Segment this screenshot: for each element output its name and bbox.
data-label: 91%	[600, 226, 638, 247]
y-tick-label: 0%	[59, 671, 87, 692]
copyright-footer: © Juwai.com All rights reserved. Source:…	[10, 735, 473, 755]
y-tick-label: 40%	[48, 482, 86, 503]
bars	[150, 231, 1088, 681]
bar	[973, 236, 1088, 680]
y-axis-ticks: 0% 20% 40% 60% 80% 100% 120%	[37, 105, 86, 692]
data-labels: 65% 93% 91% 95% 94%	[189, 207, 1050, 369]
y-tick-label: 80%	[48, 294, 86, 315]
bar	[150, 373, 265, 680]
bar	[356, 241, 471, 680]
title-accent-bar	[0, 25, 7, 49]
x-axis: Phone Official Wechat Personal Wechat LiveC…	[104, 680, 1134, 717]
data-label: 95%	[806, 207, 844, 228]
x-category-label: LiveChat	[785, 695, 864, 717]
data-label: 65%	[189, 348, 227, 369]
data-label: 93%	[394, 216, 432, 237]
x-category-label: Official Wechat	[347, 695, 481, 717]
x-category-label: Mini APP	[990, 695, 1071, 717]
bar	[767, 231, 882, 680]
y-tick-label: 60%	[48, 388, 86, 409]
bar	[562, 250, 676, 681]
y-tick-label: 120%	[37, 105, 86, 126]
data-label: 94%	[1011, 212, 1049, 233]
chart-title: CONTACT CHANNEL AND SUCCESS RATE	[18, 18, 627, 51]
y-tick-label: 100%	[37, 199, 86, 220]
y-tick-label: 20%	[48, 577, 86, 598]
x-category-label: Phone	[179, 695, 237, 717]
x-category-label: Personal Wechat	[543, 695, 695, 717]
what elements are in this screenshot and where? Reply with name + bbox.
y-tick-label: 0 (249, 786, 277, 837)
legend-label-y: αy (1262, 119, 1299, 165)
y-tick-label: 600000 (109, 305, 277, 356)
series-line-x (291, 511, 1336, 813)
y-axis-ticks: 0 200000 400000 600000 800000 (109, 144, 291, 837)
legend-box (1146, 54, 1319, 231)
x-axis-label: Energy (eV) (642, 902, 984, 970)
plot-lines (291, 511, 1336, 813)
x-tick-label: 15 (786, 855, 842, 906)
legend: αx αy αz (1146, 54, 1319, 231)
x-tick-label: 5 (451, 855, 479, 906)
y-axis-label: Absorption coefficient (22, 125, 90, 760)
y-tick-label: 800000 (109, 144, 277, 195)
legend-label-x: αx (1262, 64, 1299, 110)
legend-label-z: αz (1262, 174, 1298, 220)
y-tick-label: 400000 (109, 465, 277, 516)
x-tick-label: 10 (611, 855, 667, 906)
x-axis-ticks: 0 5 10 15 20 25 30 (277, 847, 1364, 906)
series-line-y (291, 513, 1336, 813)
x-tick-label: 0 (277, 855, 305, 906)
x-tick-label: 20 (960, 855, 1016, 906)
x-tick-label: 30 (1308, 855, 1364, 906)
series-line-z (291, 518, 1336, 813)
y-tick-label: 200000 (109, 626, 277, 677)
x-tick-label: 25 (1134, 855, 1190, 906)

= = =

PROBLEM REQUIREMENTS » Lay out the data as a numbered list with blank lines omitted, beginning with the first line and continuing through the line containing "what elements are".

ANSWER TO THIS TASK »
1. Segment this screenshot: for each element output its name and bbox.
2. data-label: 91%	[600, 226, 638, 247]
3. y-tick-label: 0%	[59, 671, 87, 692]
4. copyright-footer: © Juwai.com All rights reserved. Source:…	[10, 735, 473, 755]
5. y-tick-label: 40%	[48, 482, 86, 503]
6. bars	[150, 231, 1088, 681]
7. bar	[973, 236, 1088, 680]
8. y-axis-ticks: 0% 20% 40% 60% 80% 100% 120%	[37, 105, 86, 692]
9. data-labels: 65% 93% 91% 95% 94%	[189, 207, 1050, 369]
10. y-tick-label: 80%	[48, 294, 86, 315]
11. bar	[150, 373, 265, 680]
12. bar	[356, 241, 471, 680]
13. title-accent-bar	[0, 25, 7, 49]
14. x-axis: Phone Official Wechat Personal Wechat LiveC…	[104, 680, 1134, 717]
15. data-label: 95%	[806, 207, 844, 228]
16. x-category-label: LiveChat	[785, 695, 864, 717]
17. data-label: 65%	[189, 348, 227, 369]
18. data-label: 93%	[394, 216, 432, 237]
19. x-category-label: Official Wechat	[347, 695, 481, 717]
20. x-category-label: Mini APP	[990, 695, 1071, 717]
21. bar	[767, 231, 882, 680]
22. y-tick-label: 60%	[48, 388, 86, 409]
23. bar	[562, 250, 676, 681]
24. y-tick-label: 120%	[37, 105, 86, 126]
25. data-label: 94%	[1011, 212, 1049, 233]
26. chart-title: CONTACT CHANNEL AND SUCCESS RATE	[18, 18, 627, 51]
27. y-tick-label: 100%	[37, 199, 86, 220]
28. y-tick-label: 20%	[48, 577, 86, 598]
29. x-category-label: Phone	[179, 695, 237, 717]
30. x-category-label: Personal Wechat	[543, 695, 695, 717]
31. what elements are in this screenshot and where? Reply with name + bbox.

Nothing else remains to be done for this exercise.